## start LISTED ENTRIES

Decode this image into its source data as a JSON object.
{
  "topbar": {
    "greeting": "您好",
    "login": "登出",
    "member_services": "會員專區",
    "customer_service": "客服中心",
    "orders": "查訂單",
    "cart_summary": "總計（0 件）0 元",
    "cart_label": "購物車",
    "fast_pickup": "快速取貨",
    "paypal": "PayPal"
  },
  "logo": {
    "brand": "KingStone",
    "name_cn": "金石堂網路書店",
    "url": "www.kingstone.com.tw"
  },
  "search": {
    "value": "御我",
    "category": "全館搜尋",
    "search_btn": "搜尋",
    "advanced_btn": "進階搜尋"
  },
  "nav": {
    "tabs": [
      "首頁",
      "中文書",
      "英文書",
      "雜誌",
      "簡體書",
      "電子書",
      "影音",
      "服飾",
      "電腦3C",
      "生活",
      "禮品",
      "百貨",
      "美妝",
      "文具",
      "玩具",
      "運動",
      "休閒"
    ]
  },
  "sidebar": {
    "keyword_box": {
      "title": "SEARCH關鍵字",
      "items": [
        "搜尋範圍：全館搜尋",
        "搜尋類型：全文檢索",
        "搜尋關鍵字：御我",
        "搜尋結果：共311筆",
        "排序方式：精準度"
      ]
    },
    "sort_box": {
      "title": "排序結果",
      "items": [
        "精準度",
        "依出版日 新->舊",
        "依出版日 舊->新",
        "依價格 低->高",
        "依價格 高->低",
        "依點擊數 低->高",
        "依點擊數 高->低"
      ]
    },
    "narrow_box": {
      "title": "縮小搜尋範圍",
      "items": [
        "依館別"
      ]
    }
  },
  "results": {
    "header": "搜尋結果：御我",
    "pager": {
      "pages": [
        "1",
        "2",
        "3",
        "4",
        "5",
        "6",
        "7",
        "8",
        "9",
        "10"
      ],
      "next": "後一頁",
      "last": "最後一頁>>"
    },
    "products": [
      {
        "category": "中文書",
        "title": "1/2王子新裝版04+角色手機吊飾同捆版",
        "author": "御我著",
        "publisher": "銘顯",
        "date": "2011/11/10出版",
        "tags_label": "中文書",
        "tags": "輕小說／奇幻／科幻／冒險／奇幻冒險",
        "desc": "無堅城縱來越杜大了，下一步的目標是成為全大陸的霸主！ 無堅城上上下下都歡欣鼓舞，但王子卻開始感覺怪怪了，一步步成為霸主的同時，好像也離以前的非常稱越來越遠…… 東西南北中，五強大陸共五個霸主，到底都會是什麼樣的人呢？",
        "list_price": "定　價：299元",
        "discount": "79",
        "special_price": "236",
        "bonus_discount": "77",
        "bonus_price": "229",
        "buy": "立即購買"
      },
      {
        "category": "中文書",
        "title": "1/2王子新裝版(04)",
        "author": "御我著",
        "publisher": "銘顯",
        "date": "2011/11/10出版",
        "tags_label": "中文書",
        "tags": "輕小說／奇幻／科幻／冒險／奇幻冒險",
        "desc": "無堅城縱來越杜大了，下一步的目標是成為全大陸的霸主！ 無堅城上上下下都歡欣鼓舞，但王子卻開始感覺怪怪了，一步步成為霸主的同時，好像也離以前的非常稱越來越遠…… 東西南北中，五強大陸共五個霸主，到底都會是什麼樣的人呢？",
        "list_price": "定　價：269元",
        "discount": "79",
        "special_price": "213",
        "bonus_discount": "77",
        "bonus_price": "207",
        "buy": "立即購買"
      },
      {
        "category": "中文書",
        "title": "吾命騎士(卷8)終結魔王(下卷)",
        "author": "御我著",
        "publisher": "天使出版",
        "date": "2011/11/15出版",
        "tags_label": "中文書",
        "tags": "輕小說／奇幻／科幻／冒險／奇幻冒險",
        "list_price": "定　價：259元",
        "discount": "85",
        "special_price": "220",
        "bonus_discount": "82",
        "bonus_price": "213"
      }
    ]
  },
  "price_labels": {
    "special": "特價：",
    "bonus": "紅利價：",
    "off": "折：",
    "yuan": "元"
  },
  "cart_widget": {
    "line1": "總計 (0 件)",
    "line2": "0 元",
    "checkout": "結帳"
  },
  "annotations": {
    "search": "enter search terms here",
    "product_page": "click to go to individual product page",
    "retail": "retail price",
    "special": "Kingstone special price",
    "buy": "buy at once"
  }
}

## end LISTED ENTRIES

* _OBJECTIVE_
From the first line to the last, retype the data exactly.

* _RESPONSE TO THE TASK_
Decode this image into its source data as a JSON object.
{
  "topbar": {
    "greeting": "您好",
    "login": "登出",
    "member_services": "會員專區",
    "customer_service": "客服中心",
    "orders": "查訂單",
    "cart_summary": "總計（0 件）0 元",
    "cart_label": "購物車",
    "fast_pickup": "快速取貨",
    "paypal": "PayPal"
  },
  "logo": {
    "brand": "KingStone",
    "name_cn": "金石堂網路書店",
    "url": "www.kingstone.com.tw"
  },
  "search": {
    "value": "御我",
    "category": "全館搜尋",
    "search_btn": "搜尋",
    "advanced_btn": "進階搜尋"
  },
  "nav": {
    "tabs": [
      "首頁",
      "中文書",
      "英文書",
      "雜誌",
      "簡體書",
      "電子書",
      "影音",
      "服飾",
      "電腦3C",
      "生活",
      "禮品",
      "百貨",
      "美妝",
      "文具",
      "玩具",
      "運動",
      "休閒"
    ]
  },
  "sidebar": {
    "keyword_box": {
      "title": "SEARCH關鍵字",
      "items": [
        "搜尋範圍：全館搜尋",
        "搜尋類型：全文檢索",
        "搜尋關鍵字：御我",
        "搜尋結果：共311筆",
        "排序方式：精準度"
      ]
    },
    "sort_box": {
      "title": "排序結果",
      "items": [
        "精準度",
        "依出版日 新->舊",
        "依出版日 舊->新",
        "依價格 低->高",
        "依價格 高->低",
        "依點擊數 低->高",
        "依點擊數 高->低"
      ]
    },
    "narrow_box": {
      "title": "縮小搜尋範圍",
      "items": [
        "依館別"
      ]
    }
  },
  "results": {
    "header": "搜尋結果：御我",
    "pager": {
      "pages": [
        "1",
        "2",
        "3",
        "4",
        "5",
        "6",
        "7",
        "8",
        "9",
        "10"
      ],
      "next": "後一頁",
      "last": "最後一頁>>"
    },
    "products": [
      {
        "category": "中文書",
        "title": "1/2王子新裝版04+角色手機吊飾同捆版",
        "author": "御我著",
        "publisher": "銘顯",
        "date": "2011/11/10出版",
        "tags_label": "中文書",
        "tags": "輕小說／奇幻／科幻／冒險／奇幻冒險",
        "desc": "無堅城縱來越杜大了，下一步的目標是成為全大陸的霸主！ 無堅城上上下下都歡欣鼓舞，但王子卻開始感覺怪怪了，一步步成為霸主的同時，好像也離以前的非常稱越來越遠…… 東西南北中，五強大陸共五個霸主，到底都會是什麼樣的人呢？",
        "list_price": "定　價：299元",
        "discount": "79",
        "special_price": "236",
        "bonus_discount": "77",
        "bonus_price": "229",
        "buy": "立即購買"
      },
      {
        "category": "中文書",
        "title": "1/2王子新裝版(04)",
        "author": "御我著",
        "publisher": "銘顯",
        "date": "2011/11/10出版",
        "tags_label": "中文書",
        "tags": "輕小說／奇幻／科幻／冒險／奇幻冒險",
        "desc": "無堅城縱來越杜大了，下一步的目標是成為全大陸的霸主！ 無堅城上上下下都歡欣鼓舞，但王子卻開始感覺怪怪了，一步步成為霸主的同時，好像也離以前的非常稱越來越遠…… 東西南北中，五強大陸共五個霸主，到底都會是什麼樣的人呢？",
        "list_price": "定　價：269元",
        "discount": "79",
        "special_price": "213",
        "bonus_discount": "77",
        "bonus_price": "207",
        "buy": "立即購買"
      },
      {
        "category": "中文書",
        "title": "吾命騎士(卷8)終結魔王(下卷)",
        "author": "御我著",
        "publisher": "天使出版",
        "date": "2011/11/15出版",
        "tags_label": "中文書",
        "tags": "輕小說／奇幻／科幻／冒險／奇幻冒險",
        "list_price": "定　價：259元",
        "discount": "85",
        "special_price": "220",
        "bonus_discount": "82",
        "bonus_price": "213"
      }
    ]
  },
  "price_labels": {
    "special": "特價：",
    "bonus": "紅利價：",
    "off": "折：",
    "yuan": "元"
  },
  "cart_widget": {
    "line1": "總計 (0 件)",
    "line2": "0 元",
    "checkout": "結帳"
  },
  "annotations": {
    "search": "enter search terms here",
    "product_page": "click to go to individual product page",
    "retail": "retail price",
    "special": "Kingstone special price",
    "buy": "buy at once"
  }
}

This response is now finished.